Items from a figure collection:
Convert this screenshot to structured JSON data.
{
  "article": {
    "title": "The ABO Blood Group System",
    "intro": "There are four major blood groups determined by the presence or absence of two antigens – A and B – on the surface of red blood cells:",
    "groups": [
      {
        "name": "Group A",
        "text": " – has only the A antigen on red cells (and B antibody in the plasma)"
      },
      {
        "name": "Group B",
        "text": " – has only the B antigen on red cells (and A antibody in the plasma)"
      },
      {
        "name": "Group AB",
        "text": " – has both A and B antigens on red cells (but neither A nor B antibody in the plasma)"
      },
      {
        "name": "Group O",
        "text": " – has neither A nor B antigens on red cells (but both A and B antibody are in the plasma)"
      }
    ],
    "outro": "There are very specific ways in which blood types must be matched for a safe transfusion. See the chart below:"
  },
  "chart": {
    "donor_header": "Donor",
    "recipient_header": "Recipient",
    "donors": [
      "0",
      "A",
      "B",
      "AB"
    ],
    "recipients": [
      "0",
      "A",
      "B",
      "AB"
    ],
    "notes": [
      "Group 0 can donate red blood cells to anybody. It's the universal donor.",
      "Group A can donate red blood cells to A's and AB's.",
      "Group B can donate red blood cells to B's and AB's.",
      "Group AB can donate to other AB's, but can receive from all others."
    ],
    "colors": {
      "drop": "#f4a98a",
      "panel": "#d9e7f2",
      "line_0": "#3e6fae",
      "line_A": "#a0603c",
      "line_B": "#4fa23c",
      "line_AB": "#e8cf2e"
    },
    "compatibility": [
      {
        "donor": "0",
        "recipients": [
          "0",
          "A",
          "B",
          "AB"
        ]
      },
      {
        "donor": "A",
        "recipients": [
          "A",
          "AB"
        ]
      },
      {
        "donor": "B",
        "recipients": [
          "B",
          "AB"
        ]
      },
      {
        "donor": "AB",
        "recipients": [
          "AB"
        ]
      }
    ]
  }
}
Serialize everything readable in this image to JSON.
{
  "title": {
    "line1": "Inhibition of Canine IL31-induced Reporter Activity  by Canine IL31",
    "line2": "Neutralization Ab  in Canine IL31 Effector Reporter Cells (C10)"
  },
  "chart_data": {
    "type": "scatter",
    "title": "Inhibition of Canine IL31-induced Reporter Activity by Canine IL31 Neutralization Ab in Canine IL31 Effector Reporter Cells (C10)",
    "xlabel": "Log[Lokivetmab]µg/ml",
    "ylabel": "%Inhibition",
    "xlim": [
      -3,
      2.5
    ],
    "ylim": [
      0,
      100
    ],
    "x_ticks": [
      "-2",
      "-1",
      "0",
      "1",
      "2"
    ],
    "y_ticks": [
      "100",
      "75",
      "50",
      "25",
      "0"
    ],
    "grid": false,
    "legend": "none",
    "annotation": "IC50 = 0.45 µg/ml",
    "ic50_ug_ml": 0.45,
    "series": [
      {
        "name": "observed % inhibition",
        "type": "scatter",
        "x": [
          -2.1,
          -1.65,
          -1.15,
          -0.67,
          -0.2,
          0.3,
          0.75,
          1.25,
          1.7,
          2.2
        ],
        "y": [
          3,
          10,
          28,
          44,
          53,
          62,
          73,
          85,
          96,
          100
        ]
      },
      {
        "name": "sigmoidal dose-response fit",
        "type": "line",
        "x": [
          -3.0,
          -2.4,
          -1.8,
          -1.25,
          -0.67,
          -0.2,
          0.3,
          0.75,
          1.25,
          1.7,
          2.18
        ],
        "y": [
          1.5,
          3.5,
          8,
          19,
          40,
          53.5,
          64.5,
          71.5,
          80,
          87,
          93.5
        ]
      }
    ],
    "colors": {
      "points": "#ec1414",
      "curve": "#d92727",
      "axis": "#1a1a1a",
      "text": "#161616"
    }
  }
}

DIRECTIONS:
Every record above is to be given again precisely.

PROBLEM SOLUTION:
Convert this screenshot to structured JSON data.
{
  "article": {
    "title": "The ABO Blood Group System",
    "intro": "There are four major blood groups determined by the presence or absence of two antigens – A and B – on the surface of red blood cells:",
    "groups": [
      {
        "name": "Group A",
        "text": " – has only the A antigen on red cells (and B antibody in the plasma)"
      },
      {
        "name": "Group B",
        "text": " – has only the B antigen on red cells (and A antibody in the plasma)"
      },
      {
        "name": "Group AB",
        "text": " – has both A and B antigens on red cells (but neither A nor B antibody in the plasma)"
      },
      {
        "name": "Group O",
        "text": " – has neither A nor B antigens on red cells (but both A and B antibody are in the plasma)"
      }
    ],
    "outro": "There are very specific ways in which blood types must be matched for a safe transfusion. See the chart below:"
  },
  "chart": {
    "donor_header": "Donor",
    "recipient_header": "Recipient",
    "donors": [
      "0",
      "A",
      "B",
      "AB"
    ],
    "recipients": [
      "0",
      "A",
      "B",
      "AB"
    ],
    "notes": [
      "Group 0 can donate red blood cells to anybody. It's the universal donor.",
      "Group A can donate red blood cells to A's and AB's.",
      "Group B can donate red blood cells to B's and AB's.",
      "Group AB can donate to other AB's, but can receive from all others."
    ],
    "colors": {
      "drop": "#f4a98a",
      "panel": "#d9e7f2",
      "line_0": "#3e6fae",
      "line_A": "#a0603c",
      "line_B": "#4fa23c",
      "line_AB": "#e8cf2e"
    },
    "compatibility": [
      {
        "donor": "0",
        "recipients": [
          "0",
          "A",
          "B",
          "AB"
        ]
      },
      {
        "donor": "A",
        "recipients": [
          "A",
          "AB"
        ]
      },
      {
        "donor": "B",
        "recipients": [
          "B",
          "AB"
        ]
      },
      {
        "donor": "AB",
        "recipients": [
          "AB"
        ]
      }
    ]
  }
}
Serialize everything readable in this image to JSON.
{
  "title": {
    "line1": "Inhibition of Canine IL31-induced Reporter Activity  by Canine IL31",
    "line2": "Neutralization Ab  in Canine IL31 Effector Reporter Cells (C10)"
  },
  "chart_data": {
    "type": "scatter",
    "title": "Inhibition of Canine IL31-induced Reporter Activity by Canine IL31 Neutralization Ab in Canine IL31 Effector Reporter Cells (C10)",
    "xlabel": "Log[Lokivetmab]µg/ml",
    "ylabel": "%Inhibition",
    "xlim": [
      -3,
      2.5
    ],
    "ylim": [
      0,
      100
    ],
    "x_ticks": [
      "-2",
      "-1",
      "0",
      "1",
      "2"
    ],
    "y_ticks": [
      "100",
      "75",
      "50",
      "25",
      "0"
    ],
    "grid": false,
    "legend": "none",
    "annotation": "IC50 = 0.45 µg/ml",
    "ic50_ug_ml": 0.45,
    "series": [
      {
        "name": "observed % inhibition",
        "type": "scatter",
        "x": [
          -2.1,
          -1.65,
          -1.15,
          -0.67,
          -0.2,
          0.3,
          0.75,
          1.25,
          1.7,
          2.2
        ],
        "y": [
          3,
          10,
          28,
          44,
          53,
          62,
          73,
          85,
          96,
          100
        ]
      },
      {
        "name": "sigmoidal dose-response fit",
        "type": "line",
        "x": [
          -3.0,
          -2.4,
          -1.8,
          -1.25,
          -0.67,
          -0.2,
          0.3,
          0.75,
          1.25,
          1.7,
          2.18
        ],
        "y": [
          1.5,
          3.5,
          8,
          19,
          40,
          53.5,
          64.5,
          71.5,
          80,
          87,
          93.5
        ]
      }
    ],
    "colors": {
      "points": "#ec1414",
      "curve": "#d92727",
      "axis": "#1a1a1a",
      "text": "#161616"
    }
  }
}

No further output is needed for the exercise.